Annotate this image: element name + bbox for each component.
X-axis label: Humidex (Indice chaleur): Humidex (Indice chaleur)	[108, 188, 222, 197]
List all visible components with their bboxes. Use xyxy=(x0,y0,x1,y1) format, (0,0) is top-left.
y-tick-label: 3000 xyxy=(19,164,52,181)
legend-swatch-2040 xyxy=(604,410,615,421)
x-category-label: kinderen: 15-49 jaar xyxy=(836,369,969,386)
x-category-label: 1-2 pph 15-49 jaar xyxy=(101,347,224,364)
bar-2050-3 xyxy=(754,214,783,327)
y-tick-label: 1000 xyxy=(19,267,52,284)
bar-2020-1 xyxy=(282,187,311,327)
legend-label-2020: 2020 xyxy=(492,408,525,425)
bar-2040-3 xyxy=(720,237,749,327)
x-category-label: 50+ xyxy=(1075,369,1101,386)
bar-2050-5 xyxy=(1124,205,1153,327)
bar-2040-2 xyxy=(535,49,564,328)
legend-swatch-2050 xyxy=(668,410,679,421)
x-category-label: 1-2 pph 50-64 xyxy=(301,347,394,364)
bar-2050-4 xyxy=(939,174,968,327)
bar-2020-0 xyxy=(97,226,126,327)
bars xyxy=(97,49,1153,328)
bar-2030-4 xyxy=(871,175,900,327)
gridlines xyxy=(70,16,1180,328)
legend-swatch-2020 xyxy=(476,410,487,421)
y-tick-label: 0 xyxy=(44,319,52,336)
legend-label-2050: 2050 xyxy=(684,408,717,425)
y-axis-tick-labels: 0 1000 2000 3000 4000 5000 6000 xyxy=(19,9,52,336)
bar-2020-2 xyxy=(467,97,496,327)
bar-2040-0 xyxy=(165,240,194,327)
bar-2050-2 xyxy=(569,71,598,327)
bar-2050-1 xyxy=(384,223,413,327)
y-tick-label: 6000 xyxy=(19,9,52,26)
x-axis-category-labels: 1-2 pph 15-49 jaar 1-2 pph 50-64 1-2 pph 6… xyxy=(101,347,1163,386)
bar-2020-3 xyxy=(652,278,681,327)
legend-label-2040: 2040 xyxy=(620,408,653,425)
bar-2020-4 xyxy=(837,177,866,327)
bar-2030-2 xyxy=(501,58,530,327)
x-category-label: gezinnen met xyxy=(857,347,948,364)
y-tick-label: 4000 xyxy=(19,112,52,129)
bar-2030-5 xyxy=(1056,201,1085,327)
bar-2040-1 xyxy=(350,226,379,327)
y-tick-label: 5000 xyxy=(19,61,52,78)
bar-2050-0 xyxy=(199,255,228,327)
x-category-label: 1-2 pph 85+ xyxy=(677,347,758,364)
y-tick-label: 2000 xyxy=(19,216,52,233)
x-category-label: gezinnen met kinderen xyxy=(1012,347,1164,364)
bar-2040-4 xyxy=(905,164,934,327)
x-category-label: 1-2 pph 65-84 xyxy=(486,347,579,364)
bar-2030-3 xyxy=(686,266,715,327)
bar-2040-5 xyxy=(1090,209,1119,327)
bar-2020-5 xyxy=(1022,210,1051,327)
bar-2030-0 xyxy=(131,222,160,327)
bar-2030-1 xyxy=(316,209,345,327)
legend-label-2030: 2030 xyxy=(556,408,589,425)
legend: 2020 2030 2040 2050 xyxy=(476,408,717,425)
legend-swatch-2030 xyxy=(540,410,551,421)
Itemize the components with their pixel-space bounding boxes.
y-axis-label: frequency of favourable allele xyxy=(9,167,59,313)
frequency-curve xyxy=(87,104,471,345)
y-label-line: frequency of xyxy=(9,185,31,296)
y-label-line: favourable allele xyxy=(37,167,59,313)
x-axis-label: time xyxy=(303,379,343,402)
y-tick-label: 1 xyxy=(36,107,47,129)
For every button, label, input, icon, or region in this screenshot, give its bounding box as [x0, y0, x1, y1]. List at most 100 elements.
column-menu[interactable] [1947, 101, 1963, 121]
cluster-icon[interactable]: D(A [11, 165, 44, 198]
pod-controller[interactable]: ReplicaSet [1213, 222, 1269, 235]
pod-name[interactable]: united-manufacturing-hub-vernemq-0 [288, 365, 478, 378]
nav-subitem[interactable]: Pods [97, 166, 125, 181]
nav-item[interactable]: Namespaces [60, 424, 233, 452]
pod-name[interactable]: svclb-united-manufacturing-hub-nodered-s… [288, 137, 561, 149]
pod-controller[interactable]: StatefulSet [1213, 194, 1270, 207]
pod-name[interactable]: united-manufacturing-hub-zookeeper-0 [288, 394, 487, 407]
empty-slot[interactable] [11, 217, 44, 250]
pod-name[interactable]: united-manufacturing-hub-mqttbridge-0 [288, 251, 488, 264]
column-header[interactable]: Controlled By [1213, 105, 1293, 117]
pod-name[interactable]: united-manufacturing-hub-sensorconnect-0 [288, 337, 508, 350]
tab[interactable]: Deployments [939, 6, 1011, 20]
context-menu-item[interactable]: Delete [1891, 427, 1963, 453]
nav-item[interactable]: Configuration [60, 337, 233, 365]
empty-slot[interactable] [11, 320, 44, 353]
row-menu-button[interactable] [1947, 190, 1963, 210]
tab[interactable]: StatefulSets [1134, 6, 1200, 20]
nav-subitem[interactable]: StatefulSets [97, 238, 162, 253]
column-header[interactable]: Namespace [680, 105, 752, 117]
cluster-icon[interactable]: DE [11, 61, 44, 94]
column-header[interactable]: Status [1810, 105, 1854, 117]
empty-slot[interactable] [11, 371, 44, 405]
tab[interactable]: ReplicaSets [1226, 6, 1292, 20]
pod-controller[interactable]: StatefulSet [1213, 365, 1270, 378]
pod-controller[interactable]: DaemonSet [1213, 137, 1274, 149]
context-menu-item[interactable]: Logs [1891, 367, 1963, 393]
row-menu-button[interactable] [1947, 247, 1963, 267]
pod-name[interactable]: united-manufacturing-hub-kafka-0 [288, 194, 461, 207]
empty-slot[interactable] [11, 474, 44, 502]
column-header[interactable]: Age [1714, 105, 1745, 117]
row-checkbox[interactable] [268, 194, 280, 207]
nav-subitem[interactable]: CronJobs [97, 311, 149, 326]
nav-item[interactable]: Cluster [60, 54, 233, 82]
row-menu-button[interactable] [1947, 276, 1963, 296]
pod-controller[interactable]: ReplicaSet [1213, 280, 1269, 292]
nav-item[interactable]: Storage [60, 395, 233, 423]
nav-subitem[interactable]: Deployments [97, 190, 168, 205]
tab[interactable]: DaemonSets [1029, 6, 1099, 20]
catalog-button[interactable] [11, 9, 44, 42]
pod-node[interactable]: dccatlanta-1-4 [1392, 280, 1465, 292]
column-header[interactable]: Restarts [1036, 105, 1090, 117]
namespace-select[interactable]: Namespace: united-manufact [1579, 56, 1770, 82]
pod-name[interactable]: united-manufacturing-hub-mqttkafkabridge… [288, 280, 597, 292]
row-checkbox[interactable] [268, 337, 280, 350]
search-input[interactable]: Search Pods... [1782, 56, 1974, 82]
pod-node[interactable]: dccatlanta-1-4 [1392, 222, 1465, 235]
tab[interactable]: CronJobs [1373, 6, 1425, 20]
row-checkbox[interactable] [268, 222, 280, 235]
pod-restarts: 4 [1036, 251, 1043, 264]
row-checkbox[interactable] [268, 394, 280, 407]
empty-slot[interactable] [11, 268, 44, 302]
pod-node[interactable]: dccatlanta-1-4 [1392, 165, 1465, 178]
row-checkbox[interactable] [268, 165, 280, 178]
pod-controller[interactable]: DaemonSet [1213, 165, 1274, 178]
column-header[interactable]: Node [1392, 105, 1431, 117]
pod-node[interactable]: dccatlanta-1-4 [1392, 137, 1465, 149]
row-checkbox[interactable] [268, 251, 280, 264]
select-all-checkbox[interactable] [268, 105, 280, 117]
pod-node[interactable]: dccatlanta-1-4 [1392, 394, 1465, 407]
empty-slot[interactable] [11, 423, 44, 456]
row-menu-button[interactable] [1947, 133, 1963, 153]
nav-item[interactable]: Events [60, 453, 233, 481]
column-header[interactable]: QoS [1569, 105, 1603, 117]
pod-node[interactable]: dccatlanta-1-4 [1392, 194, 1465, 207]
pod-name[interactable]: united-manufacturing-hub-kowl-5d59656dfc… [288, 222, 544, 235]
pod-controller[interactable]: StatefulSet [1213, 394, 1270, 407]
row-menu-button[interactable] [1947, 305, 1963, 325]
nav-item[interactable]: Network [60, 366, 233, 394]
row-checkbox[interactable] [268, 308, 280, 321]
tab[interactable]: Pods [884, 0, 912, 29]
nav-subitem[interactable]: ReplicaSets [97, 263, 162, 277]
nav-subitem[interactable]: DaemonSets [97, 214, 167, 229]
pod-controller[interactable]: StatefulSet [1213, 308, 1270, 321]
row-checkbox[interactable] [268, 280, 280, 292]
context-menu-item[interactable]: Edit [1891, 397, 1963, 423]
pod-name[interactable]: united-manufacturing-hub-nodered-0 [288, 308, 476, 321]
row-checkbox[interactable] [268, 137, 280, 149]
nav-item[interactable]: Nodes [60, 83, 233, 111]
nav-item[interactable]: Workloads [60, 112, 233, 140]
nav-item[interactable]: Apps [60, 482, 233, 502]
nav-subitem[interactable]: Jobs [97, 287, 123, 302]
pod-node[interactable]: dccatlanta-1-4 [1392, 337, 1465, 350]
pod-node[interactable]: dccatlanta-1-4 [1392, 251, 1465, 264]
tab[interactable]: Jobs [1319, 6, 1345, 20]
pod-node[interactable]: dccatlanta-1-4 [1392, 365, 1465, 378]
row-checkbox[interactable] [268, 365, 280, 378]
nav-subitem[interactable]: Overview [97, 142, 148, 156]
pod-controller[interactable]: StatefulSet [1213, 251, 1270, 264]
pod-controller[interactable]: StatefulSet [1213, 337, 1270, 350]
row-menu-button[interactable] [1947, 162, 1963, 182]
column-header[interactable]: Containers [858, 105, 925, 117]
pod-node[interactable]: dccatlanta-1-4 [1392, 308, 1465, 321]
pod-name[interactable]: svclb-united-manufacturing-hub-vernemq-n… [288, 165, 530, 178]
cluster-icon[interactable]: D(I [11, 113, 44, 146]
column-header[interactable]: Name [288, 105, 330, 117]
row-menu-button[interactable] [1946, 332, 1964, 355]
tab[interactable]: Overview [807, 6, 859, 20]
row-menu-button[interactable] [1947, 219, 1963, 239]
_ _ _ _ _ _ _
* [Exercise objective] Can you render the stretch of the data from its first line through the line containing "bar-2050-4 xyxy=(939,174,968,327)" as a JSON list of strings, one string per line, leaving out blank lines?

* [Problem solution]
[
  "Annotate this image: element name + bbox for each component.",
  "X-axis label: Humidex (Indice chaleur): Humidex (Indice chaleur)\t[108, 188, 222, 197]",
  "List all visible components with their bboxes. Use xyxy=(x0,y0,x1,y1) format, (0,0) is top-left.",
  "y-tick-label: 3000 xyxy=(19,164,52,181)",
  "legend-swatch-2040 xyxy=(604,410,615,421)",
  "x-category-label: kinderen: 15-49 jaar xyxy=(836,369,969,386)",
  "x-category-label: 1-2 pph 15-49 jaar xyxy=(101,347,224,364)",
  "bar-2050-3 xyxy=(754,214,783,327)",
  "y-tick-label: 1000 xyxy=(19,267,52,284)",
  "bar-2020-1 xyxy=(282,187,311,327)",
  "legend-label-2020: 2020 xyxy=(492,408,525,425)",
  "bar-2040-3 xyxy=(720,237,749,327)",
  "x-category-label: 50+ xyxy=(1075,369,1101,386)",
  "bar-2050-5 xyxy=(1124,205,1153,327)",
  "bar-2040-2 xyxy=(535,49,564,328)",
  "legend-swatch-2050 xyxy=(668,410,679,421)",
  "x-category-label: 1-2 pph 50-64 xyxy=(301,347,394,364)",
  "bar-2050-4 xyxy=(939,174,968,327)"
]